───── Data supplied ─────

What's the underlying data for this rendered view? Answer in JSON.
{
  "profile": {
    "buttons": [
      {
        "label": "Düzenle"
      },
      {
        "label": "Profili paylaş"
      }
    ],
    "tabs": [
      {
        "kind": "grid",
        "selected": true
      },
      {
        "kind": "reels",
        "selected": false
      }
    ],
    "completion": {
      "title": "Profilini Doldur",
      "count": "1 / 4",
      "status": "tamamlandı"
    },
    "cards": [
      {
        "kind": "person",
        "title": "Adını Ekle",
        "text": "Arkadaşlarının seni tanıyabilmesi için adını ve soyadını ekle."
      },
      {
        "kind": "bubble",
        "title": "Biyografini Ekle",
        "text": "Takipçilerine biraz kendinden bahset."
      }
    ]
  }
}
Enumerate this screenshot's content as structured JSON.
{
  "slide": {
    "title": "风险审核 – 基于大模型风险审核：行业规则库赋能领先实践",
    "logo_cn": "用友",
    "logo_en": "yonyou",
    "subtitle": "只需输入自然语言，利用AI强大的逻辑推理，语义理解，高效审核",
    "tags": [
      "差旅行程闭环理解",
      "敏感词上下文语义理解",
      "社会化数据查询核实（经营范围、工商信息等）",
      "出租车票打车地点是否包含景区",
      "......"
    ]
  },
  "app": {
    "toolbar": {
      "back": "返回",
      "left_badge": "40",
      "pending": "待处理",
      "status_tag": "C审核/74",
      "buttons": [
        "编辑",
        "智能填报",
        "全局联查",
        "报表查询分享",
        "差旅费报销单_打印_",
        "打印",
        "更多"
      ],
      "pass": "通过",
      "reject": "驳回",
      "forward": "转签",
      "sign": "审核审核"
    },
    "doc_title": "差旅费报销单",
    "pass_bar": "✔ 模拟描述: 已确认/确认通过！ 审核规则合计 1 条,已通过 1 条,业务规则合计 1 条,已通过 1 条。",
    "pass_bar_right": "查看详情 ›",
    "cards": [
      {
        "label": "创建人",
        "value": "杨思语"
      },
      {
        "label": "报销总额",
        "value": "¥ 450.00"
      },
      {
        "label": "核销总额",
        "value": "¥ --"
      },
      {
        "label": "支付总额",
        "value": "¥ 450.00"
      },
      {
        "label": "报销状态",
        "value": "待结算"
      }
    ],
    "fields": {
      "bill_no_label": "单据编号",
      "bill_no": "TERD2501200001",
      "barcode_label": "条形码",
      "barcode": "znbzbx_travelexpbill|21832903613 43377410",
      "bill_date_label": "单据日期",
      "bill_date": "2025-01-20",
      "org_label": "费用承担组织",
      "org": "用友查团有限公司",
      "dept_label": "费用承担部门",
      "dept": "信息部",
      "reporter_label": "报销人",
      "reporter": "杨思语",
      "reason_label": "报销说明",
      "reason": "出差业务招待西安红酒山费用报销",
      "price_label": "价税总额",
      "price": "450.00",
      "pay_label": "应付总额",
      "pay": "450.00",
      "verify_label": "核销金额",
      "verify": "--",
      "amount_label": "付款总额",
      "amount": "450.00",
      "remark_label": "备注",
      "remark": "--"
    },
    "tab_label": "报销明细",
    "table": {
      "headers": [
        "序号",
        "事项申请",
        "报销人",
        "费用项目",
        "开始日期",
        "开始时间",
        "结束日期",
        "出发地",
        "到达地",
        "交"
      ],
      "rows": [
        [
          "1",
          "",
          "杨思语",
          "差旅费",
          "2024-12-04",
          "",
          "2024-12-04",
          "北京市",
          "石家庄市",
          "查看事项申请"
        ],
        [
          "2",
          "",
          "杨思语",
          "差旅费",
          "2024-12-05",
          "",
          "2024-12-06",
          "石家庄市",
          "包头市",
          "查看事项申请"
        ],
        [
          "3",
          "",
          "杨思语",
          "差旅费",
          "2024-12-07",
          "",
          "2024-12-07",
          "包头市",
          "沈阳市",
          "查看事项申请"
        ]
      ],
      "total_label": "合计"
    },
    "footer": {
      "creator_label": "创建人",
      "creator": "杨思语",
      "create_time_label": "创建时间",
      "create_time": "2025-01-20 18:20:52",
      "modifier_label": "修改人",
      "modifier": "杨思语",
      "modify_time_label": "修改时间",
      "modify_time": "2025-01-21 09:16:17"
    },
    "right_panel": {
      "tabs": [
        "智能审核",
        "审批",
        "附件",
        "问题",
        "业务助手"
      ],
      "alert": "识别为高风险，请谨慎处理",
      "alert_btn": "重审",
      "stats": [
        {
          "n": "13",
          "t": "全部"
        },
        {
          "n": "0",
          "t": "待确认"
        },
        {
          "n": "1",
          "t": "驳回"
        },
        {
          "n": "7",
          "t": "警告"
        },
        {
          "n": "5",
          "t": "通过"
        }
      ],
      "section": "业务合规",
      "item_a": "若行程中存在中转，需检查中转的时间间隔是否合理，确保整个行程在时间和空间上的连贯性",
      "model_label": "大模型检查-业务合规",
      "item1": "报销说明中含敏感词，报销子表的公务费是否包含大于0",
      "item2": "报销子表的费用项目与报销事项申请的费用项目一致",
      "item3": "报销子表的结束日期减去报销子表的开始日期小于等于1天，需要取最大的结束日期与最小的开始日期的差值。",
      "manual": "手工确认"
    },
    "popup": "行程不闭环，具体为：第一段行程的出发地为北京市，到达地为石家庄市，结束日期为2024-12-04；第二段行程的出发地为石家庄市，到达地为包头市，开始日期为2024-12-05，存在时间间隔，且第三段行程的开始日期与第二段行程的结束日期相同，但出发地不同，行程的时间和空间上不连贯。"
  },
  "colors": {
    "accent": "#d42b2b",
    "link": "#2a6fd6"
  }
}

─────

◆ Written problem ◆
Restate the records, all of them, precisely as written.

◆ Reply ◆
What's the underlying data for this rendered view? Answer in JSON.
{
  "profile": {
    "buttons": [
      {
        "label": "Düzenle"
      },
      {
        "label": "Profili paylaş"
      }
    ],
    "tabs": [
      {
        "kind": "grid",
        "selected": true
      },
      {
        "kind": "reels",
        "selected": false
      }
    ],
    "completion": {
      "title": "Profilini Doldur",
      "count": "1 / 4",
      "status": "tamamlandı"
    },
    "cards": [
      {
        "kind": "person",
        "title": "Adını Ekle",
        "text": "Arkadaşlarının seni tanıyabilmesi için adını ve soyadını ekle."
      },
      {
        "kind": "bubble",
        "title": "Biyografini Ekle",
        "text": "Takipçilerine biraz kendinden bahset."
      }
    ]
  }
}
Enumerate this screenshot's content as structured JSON.
{
  "slide": {
    "title": "风险审核 – 基于大模型风险审核：行业规则库赋能领先实践",
    "logo_cn": "用友",
    "logo_en": "yonyou",
    "subtitle": "只需输入自然语言，利用AI强大的逻辑推理，语义理解，高效审核",
    "tags": [
      "差旅行程闭环理解",
      "敏感词上下文语义理解",
      "社会化数据查询核实（经营范围、工商信息等）",
      "出租车票打车地点是否包含景区",
      "......"
    ]
  },
  "app": {
    "toolbar": {
      "back": "返回",
      "left_badge": "40",
      "pending": "待处理",
      "status_tag": "C审核/74",
      "buttons": [
        "编辑",
        "智能填报",
        "全局联查",
        "报表查询分享",
        "差旅费报销单_打印_",
        "打印",
        "更多"
      ],
      "pass": "通过",
      "reject": "驳回",
      "forward": "转签",
      "sign": "审核审核"
    },
    "doc_title": "差旅费报销单",
    "pass_bar": "✔ 模拟描述: 已确认/确认通过！ 审核规则合计 1 条,已通过 1 条,业务规则合计 1 条,已通过 1 条。",
    "pass_bar_right": "查看详情 ›",
    "cards": [
      {
        "label": "创建人",
        "value": "杨思语"
      },
      {
        "label": "报销总额",
        "value": "¥ 450.00"
      },
      {
        "label": "核销总额",
        "value": "¥ --"
      },
      {
        "label": "支付总额",
        "value": "¥ 450.00"
      },
      {
        "label": "报销状态",
        "value": "待结算"
      }
    ],
    "fields": {
      "bill_no_label": "单据编号",
      "bill_no": "TERD2501200001",
      "barcode_label": "条形码",
      "barcode": "znbzbx_travelexpbill|21832903613 43377410",
      "bill_date_label": "单据日期",
      "bill_date": "2025-01-20",
      "org_label": "费用承担组织",
      "org": "用友查团有限公司",
      "dept_label": "费用承担部门",
      "dept": "信息部",
      "reporter_label": "报销人",
      "reporter": "杨思语",
      "reason_label": "报销说明",
      "reason": "出差业务招待西安红酒山费用报销",
      "price_label": "价税总额",
      "price": "450.00",
      "pay_label": "应付总额",
      "pay": "450.00",
      "verify_label": "核销金额",
      "verify": "--",
      "amount_label": "付款总额",
      "amount": "450.00",
      "remark_label": "备注",
      "remark": "--"
    },
    "tab_label": "报销明细",
    "table": {
      "headers": [
        "序号",
        "事项申请",
        "报销人",
        "费用项目",
        "开始日期",
        "开始时间",
        "结束日期",
        "出发地",
        "到达地",
        "交"
      ],
      "rows": [
        [
          "1",
          "",
          "杨思语",
          "差旅费",
          "2024-12-04",
          "",
          "2024-12-04",
          "北京市",
          "石家庄市",
          "查看事项申请"
        ],
        [
          "2",
          "",
          "杨思语",
          "差旅费",
          "2024-12-05",
          "",
          "2024-12-06",
          "石家庄市",
          "包头市",
          "查看事项申请"
        ],
        [
          "3",
          "",
          "杨思语",
          "差旅费",
          "2024-12-07",
          "",
          "2024-12-07",
          "包头市",
          "沈阳市",
          "查看事项申请"
        ]
      ],
      "total_label": "合计"
    },
    "footer": {
      "creator_label": "创建人",
      "creator": "杨思语",
      "create_time_label": "创建时间",
      "create_time": "2025-01-20 18:20:52",
      "modifier_label": "修改人",
      "modifier": "杨思语",
      "modify_time_label": "修改时间",
      "modify_time": "2025-01-21 09:16:17"
    },
    "right_panel": {
      "tabs": [
        "智能审核",
        "审批",
        "附件",
        "问题",
        "业务助手"
      ],
      "alert": "识别为高风险，请谨慎处理",
      "alert_btn": "重审",
      "stats": [
        {
          "n": "13",
          "t": "全部"
        },
        {
          "n": "0",
          "t": "待确认"
        },
        {
          "n": "1",
          "t": "驳回"
        },
        {
          "n": "7",
          "t": "警告"
        },
        {
          "n": "5",
          "t": "通过"
        }
      ],
      "section": "业务合规",
      "item_a": "若行程中存在中转，需检查中转的时间间隔是否合理，确保整个行程在时间和空间上的连贯性",
      "model_label": "大模型检查-业务合规",
      "item1": "报销说明中含敏感词，报销子表的公务费是否包含大于0",
      "item2": "报销子表的费用项目与报销事项申请的费用项目一致",
      "item3": "报销子表的结束日期减去报销子表的开始日期小于等于1天，需要取最大的结束日期与最小的开始日期的差值。",
      "manual": "手工确认"
    },
    "popup": "行程不闭环，具体为：第一段行程的出发地为北京市，到达地为石家庄市，结束日期为2024-12-04；第二段行程的出发地为石家庄市，到达地为包头市，开始日期为2024-12-05，存在时间间隔，且第三段行程的开始日期与第二段行程的结束日期相同，但出发地不同，行程的时间和空间上不连贯。"
  },
  "colors": {
    "accent": "#d42b2b",
    "link": "#2a6fd6"
  }
}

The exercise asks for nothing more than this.